# WRITTEN INSTRUCTION
Below is a block of records; return all of them exactly, but without the images.

-- START SOURCE MATERIAL --

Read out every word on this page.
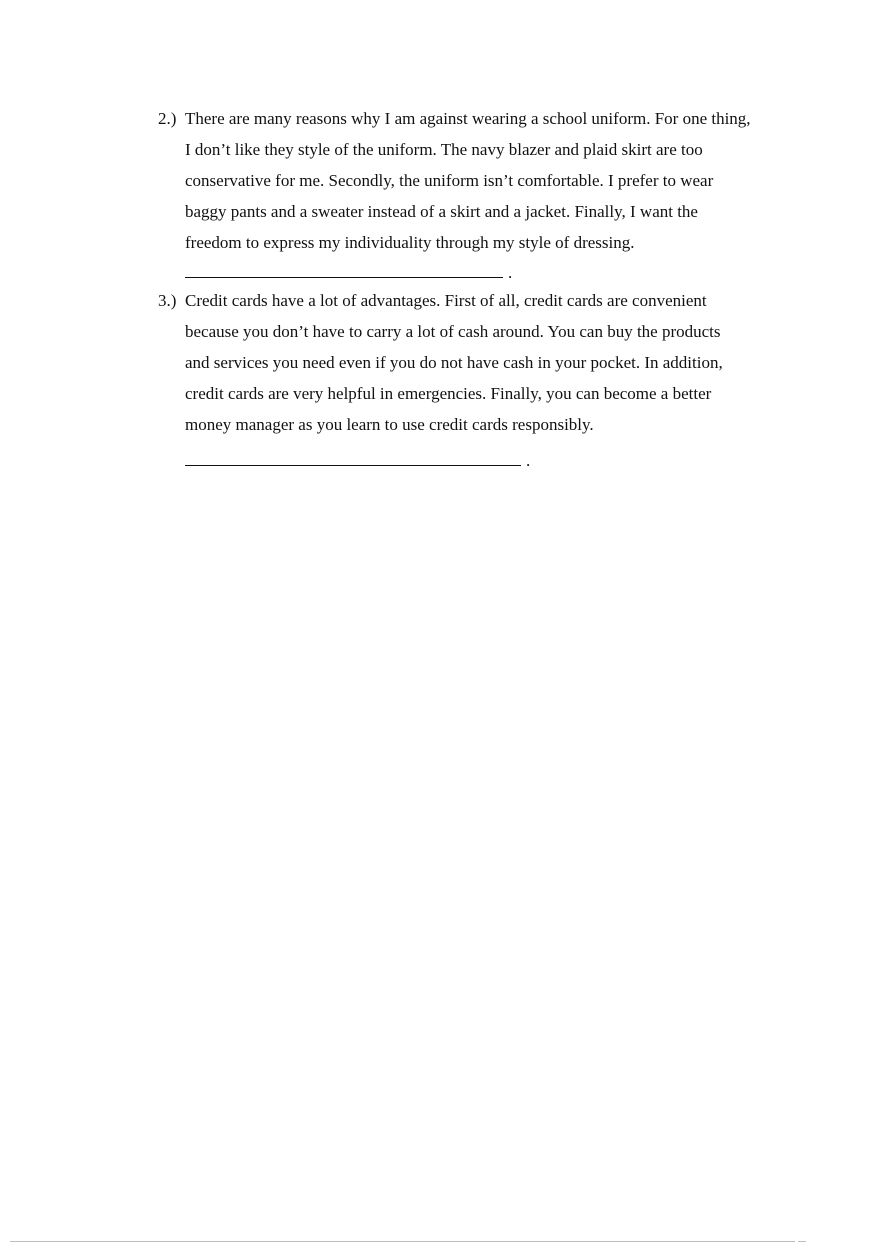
2.) There are many reasons why I am against wearing a school uniform. For one thing,
I don’t like they style of the uniform. The navy blazer and plaid skirt are too
conservative for me. Secondly, the uniform isn’t comfortable. I prefer to wear
baggy pants and a sweater instead of a skirt and a jacket. Finally, I want the
freedom to express my individuality through my style of dressing.
.
3.) Credit cards have a lot of advantages. First of all, credit cards are convenient
because you don’t have to carry a lot of cash around. You can buy the products
and services you need even if you do not have cash in your pocket. In addition,
credit cards are very helpful in emergencies. Finally, you can become a better
money manager as you learn to use credit cards responsibly.
.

-- END SOURCE MATERIAL --

# RESULT OF THIS TASK
Read out every word on this page.
2.) There are many reasons why I am against wearing a school uniform. For one thing,
I don’t like they style of the uniform. The navy blazer and plaid skirt are too
conservative for me. Secondly, the uniform isn’t comfortable. I prefer to wear
baggy pants and a sweater instead of a skirt and a jacket. Finally, I want the
freedom to express my individuality through my style of dressing.
.
3.) Credit cards have a lot of advantages. First of all, credit cards are convenient
because you don’t have to carry a lot of cash around. You can buy the products
and services you need even if you do not have cash in your pocket. In addition,
credit cards are very helpful in emergencies. Finally, you can become a better
money manager as you learn to use credit cards responsibly.
.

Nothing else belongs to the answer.